- WHAT IS ASKED
For the listing below, give the count of lines containing "data", and no other text.
-- BEGIN ITEMS --
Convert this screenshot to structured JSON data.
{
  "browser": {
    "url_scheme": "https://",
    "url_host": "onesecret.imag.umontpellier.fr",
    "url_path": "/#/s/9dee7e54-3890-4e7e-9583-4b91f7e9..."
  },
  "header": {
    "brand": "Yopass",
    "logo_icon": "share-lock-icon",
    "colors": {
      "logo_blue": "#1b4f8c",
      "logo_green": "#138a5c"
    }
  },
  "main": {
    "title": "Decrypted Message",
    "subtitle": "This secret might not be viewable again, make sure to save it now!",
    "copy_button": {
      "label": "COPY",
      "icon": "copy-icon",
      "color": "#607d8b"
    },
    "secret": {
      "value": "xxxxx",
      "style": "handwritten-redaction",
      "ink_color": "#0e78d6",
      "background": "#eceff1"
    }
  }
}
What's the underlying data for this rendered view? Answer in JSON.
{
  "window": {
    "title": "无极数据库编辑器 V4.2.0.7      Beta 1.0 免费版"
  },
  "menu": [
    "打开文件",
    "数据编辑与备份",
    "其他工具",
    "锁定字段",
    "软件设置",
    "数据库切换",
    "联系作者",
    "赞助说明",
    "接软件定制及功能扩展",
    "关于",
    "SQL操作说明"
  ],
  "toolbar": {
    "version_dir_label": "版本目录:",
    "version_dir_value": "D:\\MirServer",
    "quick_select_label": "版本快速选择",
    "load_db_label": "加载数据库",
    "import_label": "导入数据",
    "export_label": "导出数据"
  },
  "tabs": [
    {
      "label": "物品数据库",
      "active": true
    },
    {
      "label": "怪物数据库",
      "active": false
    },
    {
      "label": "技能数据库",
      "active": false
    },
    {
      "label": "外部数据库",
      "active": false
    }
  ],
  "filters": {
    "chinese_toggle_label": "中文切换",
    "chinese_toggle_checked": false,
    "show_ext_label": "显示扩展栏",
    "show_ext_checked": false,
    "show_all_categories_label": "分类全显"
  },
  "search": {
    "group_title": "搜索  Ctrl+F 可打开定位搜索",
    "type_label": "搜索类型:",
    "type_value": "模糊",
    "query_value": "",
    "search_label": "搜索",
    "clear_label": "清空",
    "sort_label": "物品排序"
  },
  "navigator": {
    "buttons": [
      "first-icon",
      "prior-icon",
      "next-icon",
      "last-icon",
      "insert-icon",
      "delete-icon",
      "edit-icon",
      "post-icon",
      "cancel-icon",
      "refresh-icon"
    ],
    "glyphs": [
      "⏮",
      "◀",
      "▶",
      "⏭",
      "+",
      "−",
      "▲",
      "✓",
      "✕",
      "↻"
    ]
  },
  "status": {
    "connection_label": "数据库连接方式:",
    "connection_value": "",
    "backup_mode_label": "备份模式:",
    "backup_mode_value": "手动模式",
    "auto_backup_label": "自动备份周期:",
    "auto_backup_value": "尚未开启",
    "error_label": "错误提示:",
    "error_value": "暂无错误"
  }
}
-- END ITEMS --
- WRITTEN RESPONSE
2